We think the judgment and order of the superior court should be affirmed, not because the rate was not lowered, but because it was not lowered for the purpose of competition within the proper construction of the constitution.
It is so ordered.
Angellotti, J., Shaw, J., and Van Dyke, J., concurred.
Concurrence Opinion
I concur in the judgment of affirmance upon the ground last stated in the opinion of the chief justice. I dissent, however, from that part of the opinion which holds that the facts in this case constitute, under any view, a lowering of a rate within the meaning of the constitution. And, in my opinion, a still stronger and clearer ground for affirming the judgment is in the finding of the lower court "that at no time during the whole of said period from July 18, 1898, to March 20, 1900, did the defendant lower its rates for transportation of passengers, nor has it since said period raised or increased said rates."
The provisions of the constitution in question are not only new and unusual, but severely restrictive of ordinary personal rights, and highly penal in their character. The corporation coming within their penalty is deprived of the beneficial use and enjoyment of its property, and, if the section *196
is in all respects valid, cannot invoke the aid of the courts against the enforcement of an unreasonable and unjust rate of fares or freights, because it has forfeited the right to do so. It has the mere privilege of asking a favor of the commissioners, and it is clear that such a provision of law, whether found in a statute or constitution, will not be carried by implication or strained construction to any act not coming clearly and beyond doubt within the language of the provision; the language used, given its full meaning, must itself include the case in hand. This principle is well stated by the supreme court of the United States in Chesapeake etc. Co. v. Manning,
Applying these principles to the case at bar, it seems quite clear that the acts done by respondents do not bring them within the prohibitory language of section 20. That language includes only the lowering and subsequent increasing of a rate. Of course, the lowering of a rate presupposes a previous existing rate which may be lowered; and a rate is clearly a sum fixed to be charged for a certain service. It is quite common for railroad companies to have different kinds of tickets offering different kinds of services for which different rates are charged, and to lower the rate in one of such tickets would be simply to lessen the charge for the same, while leaving the service to which it entitled the passenger unchanged. In the case at bar the respondents had an established rate of $5.90 for a ticket which entitled the purchaser to all the usual rights and accommodations of an unlimited first-class ticket — including the stop-over privileges, the right to use it at any time within six months, transferability, etc. Now, they did not directly, or expressly, or as a matter of fact, lower the rate on that ticket. They did not withdraw it, nor deny those desiring to purchase it any of the rights or services which it undertook to give; on the other hand, it was kept on sale, and was sold, and those purchasing it got all it purported to give. How, therefore, can it be said that they lowered the rate on such ticket? What they did was to also sell another ticket at the rate of $3.75 by which they contracted for different and inferior services; they did not lower the rate for the services guaranteed by the $5.90 ticket. The two different tickets, with two different rates, stood together. They, therefore, did not do anything which section 20 prohibits, under any possible construction which could reasonably be given to it.

**MATERIAL SHOWN**
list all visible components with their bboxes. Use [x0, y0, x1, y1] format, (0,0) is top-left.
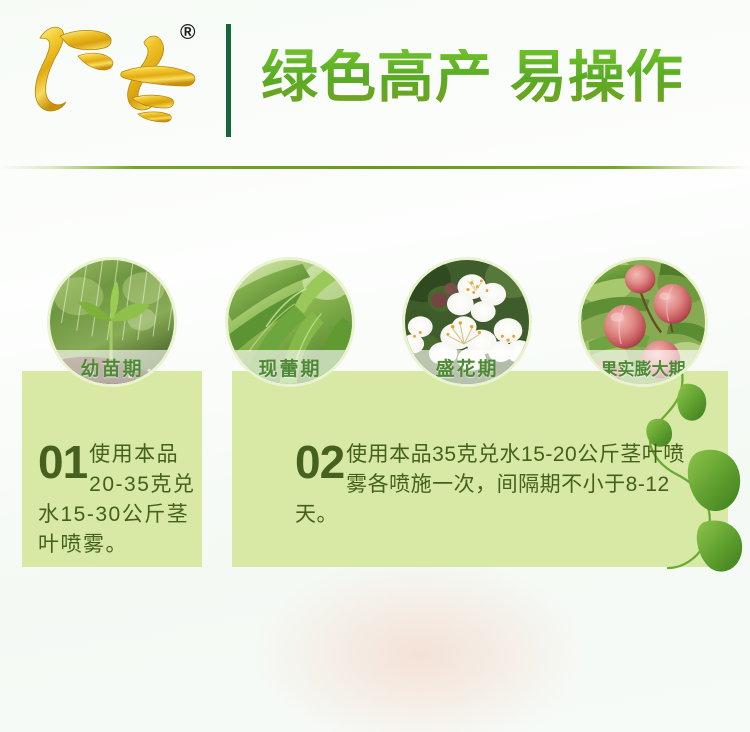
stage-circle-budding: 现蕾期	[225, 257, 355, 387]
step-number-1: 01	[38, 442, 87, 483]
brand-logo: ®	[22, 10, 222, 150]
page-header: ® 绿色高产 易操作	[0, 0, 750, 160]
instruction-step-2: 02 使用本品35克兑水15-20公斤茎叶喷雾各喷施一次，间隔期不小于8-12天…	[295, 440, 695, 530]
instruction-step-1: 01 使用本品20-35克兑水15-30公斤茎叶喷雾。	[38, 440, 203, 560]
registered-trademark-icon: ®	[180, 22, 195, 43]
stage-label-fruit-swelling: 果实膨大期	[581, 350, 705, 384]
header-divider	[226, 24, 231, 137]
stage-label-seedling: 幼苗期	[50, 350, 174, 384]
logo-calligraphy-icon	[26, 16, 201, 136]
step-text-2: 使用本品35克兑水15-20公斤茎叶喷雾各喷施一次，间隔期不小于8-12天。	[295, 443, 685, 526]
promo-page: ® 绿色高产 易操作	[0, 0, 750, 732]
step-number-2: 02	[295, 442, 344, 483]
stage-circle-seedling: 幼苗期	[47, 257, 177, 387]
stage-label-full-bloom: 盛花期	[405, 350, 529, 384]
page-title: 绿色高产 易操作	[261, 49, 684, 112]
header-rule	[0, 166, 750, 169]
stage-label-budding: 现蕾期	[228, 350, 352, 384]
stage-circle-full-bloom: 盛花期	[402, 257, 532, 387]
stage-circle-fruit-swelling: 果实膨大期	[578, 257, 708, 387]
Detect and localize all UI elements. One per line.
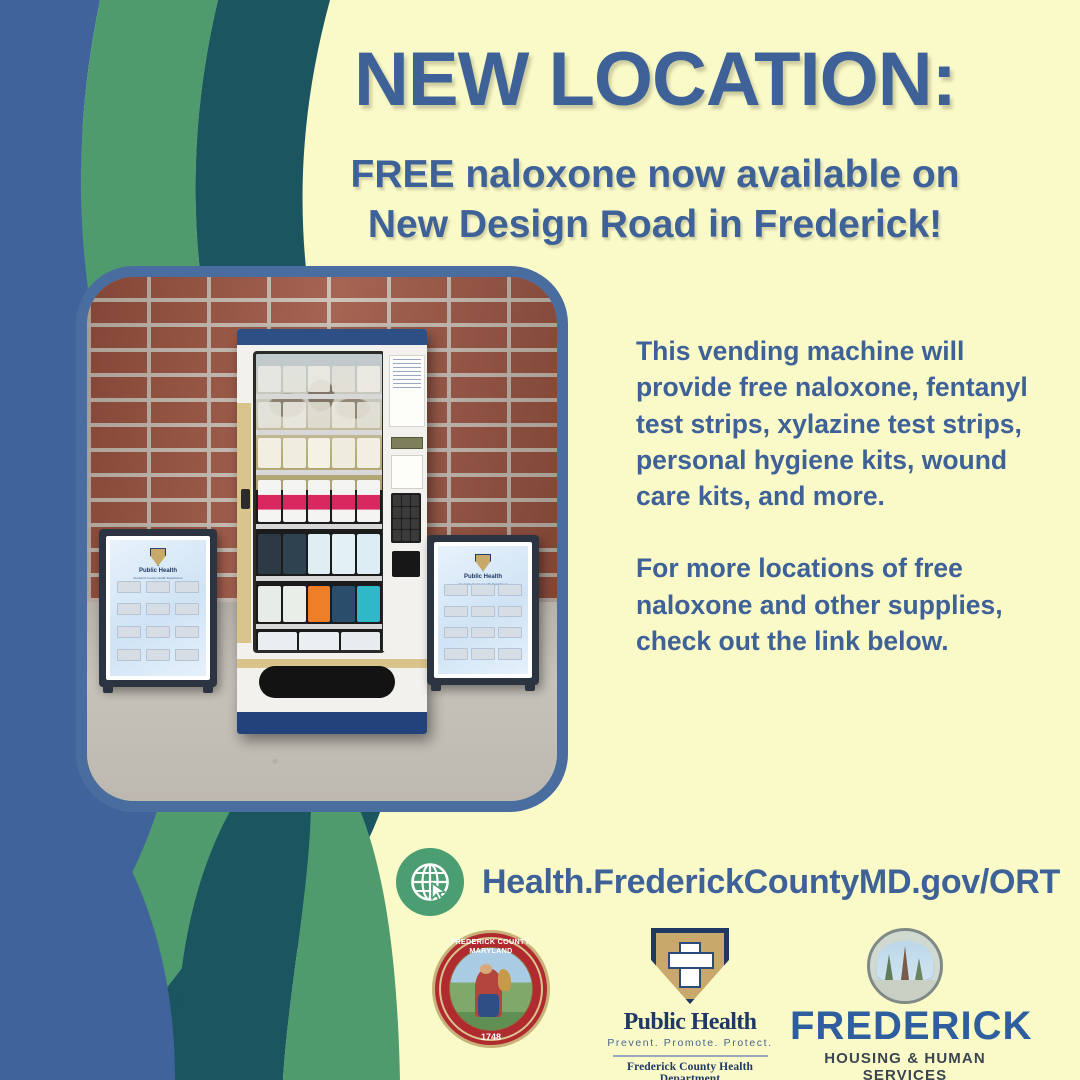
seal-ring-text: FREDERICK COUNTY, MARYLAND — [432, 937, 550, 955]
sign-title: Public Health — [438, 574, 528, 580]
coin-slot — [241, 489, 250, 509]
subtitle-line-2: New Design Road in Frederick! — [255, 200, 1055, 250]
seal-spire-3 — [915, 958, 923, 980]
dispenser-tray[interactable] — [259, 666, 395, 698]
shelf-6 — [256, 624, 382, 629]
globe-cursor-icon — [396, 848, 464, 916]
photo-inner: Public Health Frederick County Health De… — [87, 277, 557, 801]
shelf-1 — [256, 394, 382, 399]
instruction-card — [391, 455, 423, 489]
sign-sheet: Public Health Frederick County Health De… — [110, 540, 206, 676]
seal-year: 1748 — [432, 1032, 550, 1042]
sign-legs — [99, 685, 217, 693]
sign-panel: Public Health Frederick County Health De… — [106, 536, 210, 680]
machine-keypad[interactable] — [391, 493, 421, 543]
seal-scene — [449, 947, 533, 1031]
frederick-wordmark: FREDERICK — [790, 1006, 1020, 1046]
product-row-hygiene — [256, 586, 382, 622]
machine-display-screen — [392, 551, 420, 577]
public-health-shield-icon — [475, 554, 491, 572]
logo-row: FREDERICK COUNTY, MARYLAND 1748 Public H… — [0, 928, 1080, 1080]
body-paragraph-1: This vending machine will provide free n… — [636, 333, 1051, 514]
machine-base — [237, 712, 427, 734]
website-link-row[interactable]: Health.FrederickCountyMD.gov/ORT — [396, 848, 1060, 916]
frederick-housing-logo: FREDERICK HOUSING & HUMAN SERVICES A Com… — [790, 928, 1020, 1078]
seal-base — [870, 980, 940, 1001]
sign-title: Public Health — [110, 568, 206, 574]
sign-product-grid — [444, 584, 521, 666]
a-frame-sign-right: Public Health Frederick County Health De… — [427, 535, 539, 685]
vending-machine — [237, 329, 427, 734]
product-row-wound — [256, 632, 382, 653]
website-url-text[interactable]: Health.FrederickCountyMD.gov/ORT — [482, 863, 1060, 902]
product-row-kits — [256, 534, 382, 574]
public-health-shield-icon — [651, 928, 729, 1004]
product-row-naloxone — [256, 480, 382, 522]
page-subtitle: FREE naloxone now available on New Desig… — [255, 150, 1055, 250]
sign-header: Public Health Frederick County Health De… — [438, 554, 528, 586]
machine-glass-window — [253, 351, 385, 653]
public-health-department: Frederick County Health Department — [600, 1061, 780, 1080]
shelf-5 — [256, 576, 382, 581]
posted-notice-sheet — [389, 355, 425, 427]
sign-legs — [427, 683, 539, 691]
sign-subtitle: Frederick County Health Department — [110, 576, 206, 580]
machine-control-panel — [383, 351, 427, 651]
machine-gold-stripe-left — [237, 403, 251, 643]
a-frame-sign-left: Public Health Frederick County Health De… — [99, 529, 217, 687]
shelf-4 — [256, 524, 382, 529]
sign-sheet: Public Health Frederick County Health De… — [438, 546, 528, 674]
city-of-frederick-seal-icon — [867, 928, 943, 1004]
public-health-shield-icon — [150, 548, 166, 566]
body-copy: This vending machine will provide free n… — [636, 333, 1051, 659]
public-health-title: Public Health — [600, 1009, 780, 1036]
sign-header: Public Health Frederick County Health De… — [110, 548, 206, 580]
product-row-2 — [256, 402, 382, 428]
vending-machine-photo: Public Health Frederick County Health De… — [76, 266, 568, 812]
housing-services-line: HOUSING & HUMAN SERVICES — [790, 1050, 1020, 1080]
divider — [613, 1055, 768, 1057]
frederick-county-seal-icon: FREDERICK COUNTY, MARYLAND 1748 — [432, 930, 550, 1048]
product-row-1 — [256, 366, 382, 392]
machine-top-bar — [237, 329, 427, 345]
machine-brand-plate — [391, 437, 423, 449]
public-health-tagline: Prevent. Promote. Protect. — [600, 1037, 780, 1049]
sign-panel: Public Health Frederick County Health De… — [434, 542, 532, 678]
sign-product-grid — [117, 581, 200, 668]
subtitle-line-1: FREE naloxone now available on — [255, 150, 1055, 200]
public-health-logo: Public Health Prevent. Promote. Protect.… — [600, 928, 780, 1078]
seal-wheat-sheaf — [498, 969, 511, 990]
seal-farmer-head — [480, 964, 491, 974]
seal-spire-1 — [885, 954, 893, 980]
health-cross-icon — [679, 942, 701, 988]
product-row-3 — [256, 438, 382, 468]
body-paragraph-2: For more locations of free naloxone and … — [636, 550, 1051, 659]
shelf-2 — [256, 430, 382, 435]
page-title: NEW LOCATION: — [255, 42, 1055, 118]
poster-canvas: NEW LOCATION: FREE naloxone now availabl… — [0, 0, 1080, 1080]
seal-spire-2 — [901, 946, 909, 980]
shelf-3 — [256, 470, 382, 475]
---
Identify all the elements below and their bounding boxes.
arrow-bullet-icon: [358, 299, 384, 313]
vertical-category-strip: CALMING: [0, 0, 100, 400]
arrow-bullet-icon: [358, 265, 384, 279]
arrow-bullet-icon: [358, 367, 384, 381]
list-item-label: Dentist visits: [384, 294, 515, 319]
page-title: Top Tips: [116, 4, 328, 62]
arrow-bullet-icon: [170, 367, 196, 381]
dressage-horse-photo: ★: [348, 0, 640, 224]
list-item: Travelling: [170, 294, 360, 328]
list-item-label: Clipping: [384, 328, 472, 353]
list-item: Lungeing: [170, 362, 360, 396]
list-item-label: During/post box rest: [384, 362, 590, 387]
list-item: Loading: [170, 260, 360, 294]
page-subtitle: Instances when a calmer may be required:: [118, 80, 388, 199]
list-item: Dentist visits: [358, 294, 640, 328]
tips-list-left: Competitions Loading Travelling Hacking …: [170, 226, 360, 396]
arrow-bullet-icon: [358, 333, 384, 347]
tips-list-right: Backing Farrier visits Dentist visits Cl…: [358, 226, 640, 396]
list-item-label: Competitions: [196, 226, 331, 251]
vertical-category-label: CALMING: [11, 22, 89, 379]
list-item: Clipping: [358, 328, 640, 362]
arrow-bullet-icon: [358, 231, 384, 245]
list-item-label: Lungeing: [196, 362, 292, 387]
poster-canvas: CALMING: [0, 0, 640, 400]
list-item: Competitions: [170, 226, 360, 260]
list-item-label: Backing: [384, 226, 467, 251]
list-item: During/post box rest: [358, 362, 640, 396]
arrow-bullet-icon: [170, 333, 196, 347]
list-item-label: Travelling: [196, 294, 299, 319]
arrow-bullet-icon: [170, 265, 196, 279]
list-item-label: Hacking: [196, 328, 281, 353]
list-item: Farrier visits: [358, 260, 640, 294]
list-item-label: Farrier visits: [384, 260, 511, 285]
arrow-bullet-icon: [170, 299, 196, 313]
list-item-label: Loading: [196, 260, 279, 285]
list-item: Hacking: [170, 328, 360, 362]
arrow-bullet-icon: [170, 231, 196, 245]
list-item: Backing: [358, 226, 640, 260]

**JOBS**
(1) In one to three sentences, explain why the concurring part of the opinion holds that the respondents did not lower the rate on the $5.90 ticket.
(2) Repeat the passage of the opinion between "We think the" and "is so ordered.", inclusive.
The rows above bear no relation to the opinion.

**FINAL ANSWERS**
(1) The respondents never withdrew the $5.90 ticket or denied buyers any of its rights or services. It stayed on sale and was sold, and purchasers received everything it promised. They only sold a separate $3.75 ticket for different and inferior services, so the two tickets and their two rates stood together.

(2)
We think the judgment and order of the superior court should be affirmed, not because the rate was not lowered, but because it was not lowered for the purpose of competition within the proper construction of the constitution.
It is so ordered.